(Items listed in a dataset)
========

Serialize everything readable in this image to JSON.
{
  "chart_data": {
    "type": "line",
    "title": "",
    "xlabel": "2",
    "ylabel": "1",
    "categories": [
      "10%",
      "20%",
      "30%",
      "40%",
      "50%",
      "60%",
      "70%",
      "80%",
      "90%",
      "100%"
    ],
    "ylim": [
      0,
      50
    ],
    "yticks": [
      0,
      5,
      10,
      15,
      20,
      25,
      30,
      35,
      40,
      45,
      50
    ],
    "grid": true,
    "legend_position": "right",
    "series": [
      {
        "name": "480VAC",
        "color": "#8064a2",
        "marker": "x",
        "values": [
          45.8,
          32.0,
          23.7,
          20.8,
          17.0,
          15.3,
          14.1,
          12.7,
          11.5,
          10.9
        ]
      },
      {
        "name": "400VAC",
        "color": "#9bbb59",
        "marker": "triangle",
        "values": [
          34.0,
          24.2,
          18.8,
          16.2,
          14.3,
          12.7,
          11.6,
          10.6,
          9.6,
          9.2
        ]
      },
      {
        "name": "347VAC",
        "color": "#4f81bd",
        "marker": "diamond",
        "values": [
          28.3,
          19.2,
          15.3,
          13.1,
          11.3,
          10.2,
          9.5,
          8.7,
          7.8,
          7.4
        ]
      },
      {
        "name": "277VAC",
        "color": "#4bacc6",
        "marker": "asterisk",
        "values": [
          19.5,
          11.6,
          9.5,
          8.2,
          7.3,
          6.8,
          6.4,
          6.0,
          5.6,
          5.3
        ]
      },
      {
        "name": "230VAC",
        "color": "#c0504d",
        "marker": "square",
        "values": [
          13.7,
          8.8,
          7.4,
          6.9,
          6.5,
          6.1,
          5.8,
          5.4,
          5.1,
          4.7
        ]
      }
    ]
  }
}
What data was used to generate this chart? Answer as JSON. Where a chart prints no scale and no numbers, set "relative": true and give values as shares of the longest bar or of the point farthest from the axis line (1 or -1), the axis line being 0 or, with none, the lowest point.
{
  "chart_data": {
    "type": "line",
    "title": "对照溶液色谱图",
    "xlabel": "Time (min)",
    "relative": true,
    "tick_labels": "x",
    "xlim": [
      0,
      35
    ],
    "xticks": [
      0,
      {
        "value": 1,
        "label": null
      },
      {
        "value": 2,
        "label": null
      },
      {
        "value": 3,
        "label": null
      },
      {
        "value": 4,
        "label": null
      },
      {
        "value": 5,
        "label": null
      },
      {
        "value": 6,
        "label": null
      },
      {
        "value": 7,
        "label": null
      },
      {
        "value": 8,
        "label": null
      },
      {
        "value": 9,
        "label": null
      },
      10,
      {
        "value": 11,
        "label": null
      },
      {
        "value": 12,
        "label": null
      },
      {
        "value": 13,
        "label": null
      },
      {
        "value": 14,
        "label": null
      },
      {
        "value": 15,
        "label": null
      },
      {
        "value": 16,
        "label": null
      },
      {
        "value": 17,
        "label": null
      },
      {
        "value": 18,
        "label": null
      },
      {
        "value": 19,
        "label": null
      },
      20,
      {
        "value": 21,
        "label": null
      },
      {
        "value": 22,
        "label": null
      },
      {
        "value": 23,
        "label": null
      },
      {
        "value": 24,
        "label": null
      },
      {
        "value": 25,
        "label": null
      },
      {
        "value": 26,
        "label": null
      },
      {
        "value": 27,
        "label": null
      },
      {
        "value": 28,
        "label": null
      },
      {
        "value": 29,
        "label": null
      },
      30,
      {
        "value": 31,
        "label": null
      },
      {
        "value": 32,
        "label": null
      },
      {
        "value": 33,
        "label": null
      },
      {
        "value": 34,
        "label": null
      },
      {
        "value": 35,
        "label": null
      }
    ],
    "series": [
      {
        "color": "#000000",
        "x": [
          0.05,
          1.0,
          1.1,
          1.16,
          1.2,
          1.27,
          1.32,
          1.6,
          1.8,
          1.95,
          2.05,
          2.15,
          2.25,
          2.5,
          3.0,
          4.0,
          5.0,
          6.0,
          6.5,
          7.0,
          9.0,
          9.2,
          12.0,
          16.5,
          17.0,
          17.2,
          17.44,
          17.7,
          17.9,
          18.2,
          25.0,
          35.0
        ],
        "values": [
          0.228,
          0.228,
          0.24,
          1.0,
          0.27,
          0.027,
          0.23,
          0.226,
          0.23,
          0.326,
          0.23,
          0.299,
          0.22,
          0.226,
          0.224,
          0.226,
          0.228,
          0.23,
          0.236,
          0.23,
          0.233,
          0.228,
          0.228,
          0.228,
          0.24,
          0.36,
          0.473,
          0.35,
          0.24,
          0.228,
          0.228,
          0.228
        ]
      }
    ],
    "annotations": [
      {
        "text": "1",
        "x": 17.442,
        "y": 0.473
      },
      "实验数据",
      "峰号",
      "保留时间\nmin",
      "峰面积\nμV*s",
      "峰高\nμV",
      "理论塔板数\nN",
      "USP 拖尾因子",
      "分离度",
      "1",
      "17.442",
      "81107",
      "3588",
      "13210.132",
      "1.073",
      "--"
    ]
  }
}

========

• TASK TO COMPLETE: Identify every line above with the string "relative" in it. Copy those lines.

• RESPONSE:
What data was used to generate this chart? Answer as JSON. Where a chart prints no scale and no numbers, set "relative": true and give values as shares of the longest bar or of the point farthest from the axis line (1 or -1), the axis line being 0 or, with none, the lowest point.
    "relative": true,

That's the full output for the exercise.